(Dataset items)
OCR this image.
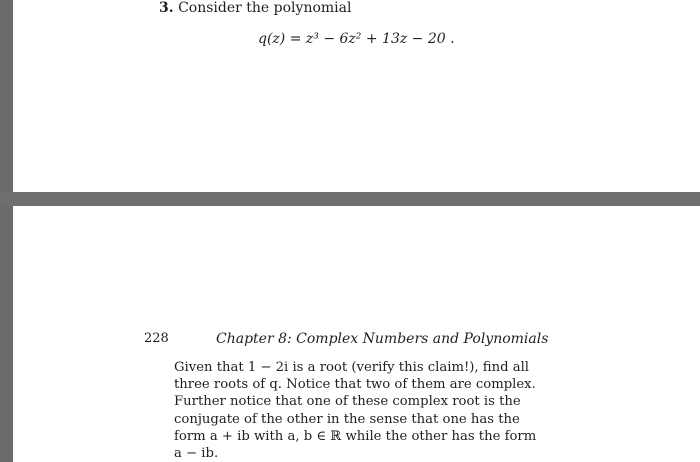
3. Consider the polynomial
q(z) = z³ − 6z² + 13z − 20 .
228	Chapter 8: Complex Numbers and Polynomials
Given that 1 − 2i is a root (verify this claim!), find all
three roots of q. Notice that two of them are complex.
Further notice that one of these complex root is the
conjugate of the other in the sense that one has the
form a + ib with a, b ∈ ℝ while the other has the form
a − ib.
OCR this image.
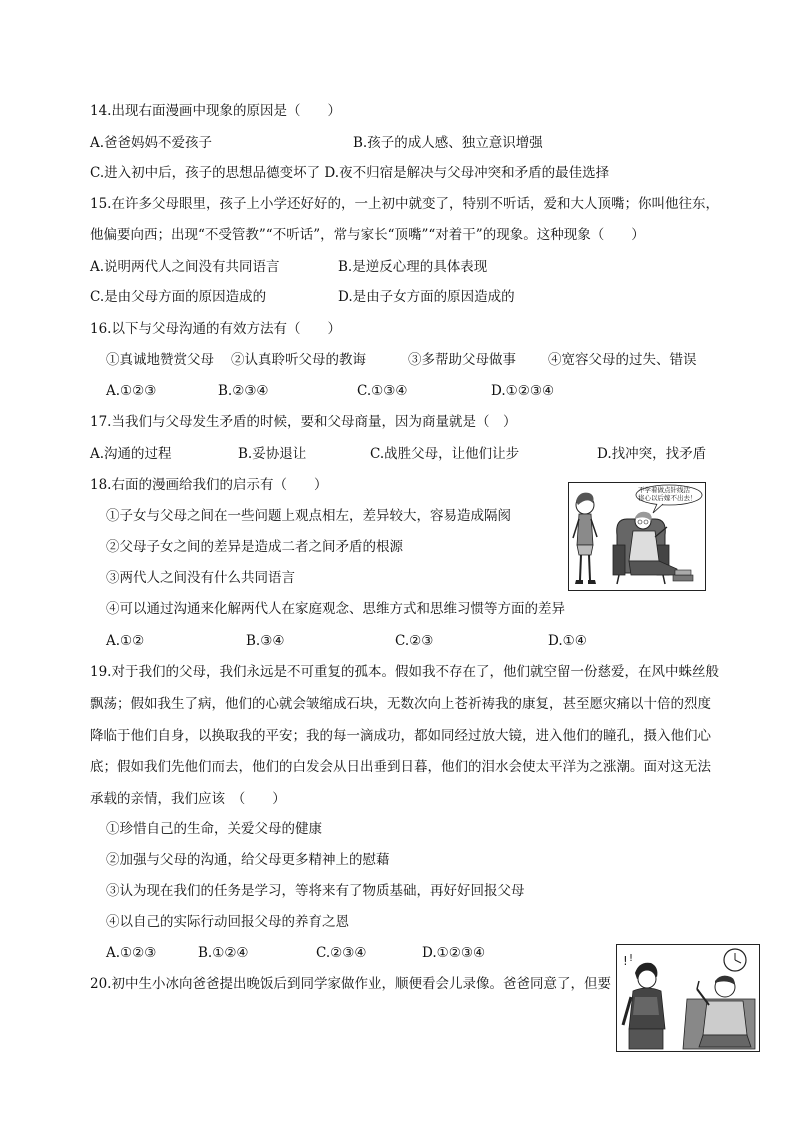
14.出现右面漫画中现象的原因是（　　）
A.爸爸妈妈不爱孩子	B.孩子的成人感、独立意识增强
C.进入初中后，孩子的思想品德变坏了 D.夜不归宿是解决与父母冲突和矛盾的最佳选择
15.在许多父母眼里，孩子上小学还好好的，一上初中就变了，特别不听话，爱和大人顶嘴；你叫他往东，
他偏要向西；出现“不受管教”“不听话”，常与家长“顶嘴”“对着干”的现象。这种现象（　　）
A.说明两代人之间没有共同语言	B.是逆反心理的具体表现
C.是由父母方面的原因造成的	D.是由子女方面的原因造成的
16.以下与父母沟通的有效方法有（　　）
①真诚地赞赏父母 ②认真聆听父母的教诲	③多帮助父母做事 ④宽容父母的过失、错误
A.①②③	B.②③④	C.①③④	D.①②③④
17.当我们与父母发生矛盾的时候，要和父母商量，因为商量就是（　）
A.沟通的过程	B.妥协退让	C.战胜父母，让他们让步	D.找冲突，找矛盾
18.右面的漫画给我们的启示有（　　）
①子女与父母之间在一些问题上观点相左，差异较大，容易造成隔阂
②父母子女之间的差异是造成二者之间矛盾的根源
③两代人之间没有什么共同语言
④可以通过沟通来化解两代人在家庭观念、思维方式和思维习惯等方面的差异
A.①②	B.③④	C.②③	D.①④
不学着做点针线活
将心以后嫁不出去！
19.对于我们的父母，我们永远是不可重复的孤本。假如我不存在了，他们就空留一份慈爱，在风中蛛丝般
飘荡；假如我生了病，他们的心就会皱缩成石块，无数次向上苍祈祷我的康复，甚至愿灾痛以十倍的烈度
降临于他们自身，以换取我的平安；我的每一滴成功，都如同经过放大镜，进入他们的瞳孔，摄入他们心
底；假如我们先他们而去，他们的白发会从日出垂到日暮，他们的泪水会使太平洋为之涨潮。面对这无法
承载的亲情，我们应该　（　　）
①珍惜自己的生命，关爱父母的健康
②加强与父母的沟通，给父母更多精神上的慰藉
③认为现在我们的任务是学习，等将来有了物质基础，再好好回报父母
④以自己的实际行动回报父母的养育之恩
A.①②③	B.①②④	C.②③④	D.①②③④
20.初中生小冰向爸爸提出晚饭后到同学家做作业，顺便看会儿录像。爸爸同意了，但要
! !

## Do this
Report how many lines include the word "①②③④". Give nothing but the number.

## Solution to this problem
2